--- start Source data ---
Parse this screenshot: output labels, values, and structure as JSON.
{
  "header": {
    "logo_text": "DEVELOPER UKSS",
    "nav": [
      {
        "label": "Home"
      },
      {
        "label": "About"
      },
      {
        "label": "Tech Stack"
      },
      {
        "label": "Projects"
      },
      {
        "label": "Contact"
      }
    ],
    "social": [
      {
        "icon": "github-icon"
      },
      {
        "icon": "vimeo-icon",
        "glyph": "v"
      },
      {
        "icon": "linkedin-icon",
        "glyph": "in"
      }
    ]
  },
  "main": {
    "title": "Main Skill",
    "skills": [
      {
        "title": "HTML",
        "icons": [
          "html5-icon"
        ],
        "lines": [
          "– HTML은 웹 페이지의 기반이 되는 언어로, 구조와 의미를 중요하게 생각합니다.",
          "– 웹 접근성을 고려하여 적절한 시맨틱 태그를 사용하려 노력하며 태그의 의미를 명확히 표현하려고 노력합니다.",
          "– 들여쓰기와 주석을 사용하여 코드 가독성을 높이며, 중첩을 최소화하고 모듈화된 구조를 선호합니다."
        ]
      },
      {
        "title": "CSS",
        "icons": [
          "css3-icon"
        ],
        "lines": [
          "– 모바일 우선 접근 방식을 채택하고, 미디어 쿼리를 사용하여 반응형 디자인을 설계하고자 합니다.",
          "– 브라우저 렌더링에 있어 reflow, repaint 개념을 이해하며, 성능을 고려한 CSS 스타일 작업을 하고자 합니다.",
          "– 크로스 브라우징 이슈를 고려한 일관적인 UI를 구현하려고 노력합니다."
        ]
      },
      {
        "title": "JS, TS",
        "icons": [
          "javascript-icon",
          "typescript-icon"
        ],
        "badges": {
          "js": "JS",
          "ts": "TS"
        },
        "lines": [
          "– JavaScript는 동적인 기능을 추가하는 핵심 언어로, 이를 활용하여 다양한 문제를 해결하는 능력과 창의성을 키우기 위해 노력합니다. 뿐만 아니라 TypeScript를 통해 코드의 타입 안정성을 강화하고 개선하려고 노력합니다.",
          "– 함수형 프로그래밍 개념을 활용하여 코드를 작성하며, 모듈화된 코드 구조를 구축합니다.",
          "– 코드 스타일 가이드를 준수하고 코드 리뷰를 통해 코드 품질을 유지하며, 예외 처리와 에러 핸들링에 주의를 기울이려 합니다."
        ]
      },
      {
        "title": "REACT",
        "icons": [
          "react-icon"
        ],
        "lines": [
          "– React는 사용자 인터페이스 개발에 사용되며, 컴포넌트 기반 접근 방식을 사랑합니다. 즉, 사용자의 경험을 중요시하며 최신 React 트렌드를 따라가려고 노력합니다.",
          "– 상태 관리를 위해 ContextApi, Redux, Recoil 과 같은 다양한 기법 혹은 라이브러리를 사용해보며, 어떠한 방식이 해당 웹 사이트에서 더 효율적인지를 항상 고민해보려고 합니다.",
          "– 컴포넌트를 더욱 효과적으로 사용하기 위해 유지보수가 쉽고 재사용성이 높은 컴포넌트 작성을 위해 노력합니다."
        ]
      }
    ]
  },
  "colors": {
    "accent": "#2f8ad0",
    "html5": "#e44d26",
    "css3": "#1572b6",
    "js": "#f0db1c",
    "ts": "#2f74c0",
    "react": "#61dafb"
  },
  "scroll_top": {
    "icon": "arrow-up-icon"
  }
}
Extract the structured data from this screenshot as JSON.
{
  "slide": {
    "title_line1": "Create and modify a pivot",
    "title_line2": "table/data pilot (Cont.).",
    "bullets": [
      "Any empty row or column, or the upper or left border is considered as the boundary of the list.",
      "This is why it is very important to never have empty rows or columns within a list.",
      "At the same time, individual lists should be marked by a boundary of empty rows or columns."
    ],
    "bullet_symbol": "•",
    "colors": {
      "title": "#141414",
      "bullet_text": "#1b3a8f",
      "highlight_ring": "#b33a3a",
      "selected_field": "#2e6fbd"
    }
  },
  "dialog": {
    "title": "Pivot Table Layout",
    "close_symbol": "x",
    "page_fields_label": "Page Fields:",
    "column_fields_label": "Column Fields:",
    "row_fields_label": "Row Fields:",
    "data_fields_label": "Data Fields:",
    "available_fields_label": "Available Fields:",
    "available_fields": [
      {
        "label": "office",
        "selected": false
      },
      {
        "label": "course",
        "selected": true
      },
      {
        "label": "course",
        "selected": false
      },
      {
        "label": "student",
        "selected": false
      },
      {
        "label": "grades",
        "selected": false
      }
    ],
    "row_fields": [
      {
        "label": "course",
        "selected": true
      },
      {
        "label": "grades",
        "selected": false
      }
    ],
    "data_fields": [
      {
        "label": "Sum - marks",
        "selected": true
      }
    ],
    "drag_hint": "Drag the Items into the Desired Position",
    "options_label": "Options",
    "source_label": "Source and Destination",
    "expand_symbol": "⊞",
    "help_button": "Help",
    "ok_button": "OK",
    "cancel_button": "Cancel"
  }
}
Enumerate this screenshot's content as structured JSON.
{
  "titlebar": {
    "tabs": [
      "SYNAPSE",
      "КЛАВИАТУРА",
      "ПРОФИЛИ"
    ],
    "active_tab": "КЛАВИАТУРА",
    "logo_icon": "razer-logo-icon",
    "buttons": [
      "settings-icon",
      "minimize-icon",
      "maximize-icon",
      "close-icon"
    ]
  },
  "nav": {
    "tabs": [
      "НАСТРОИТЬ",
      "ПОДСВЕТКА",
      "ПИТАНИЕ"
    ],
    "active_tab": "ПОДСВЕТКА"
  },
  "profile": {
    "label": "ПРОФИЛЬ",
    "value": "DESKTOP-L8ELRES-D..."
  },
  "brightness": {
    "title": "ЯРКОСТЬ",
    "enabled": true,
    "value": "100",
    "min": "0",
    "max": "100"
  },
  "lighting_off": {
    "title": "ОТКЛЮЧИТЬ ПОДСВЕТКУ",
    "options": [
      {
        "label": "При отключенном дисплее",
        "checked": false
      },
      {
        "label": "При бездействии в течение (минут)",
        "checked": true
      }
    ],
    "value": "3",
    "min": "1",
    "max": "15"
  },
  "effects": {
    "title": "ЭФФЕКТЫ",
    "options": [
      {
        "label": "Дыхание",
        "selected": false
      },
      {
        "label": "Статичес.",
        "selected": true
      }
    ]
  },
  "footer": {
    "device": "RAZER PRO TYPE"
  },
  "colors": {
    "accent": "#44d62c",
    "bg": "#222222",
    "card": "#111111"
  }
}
--- end Source data ---
▶ The request: Show, from the listing above, each line that contains the word "boundary".

▶ The reply:
      "Any empty row or column, or the upper or left border is considered as the boundary of the list.",
      "At the same time, individual lists should be marked by a boundary of empty rows or columns."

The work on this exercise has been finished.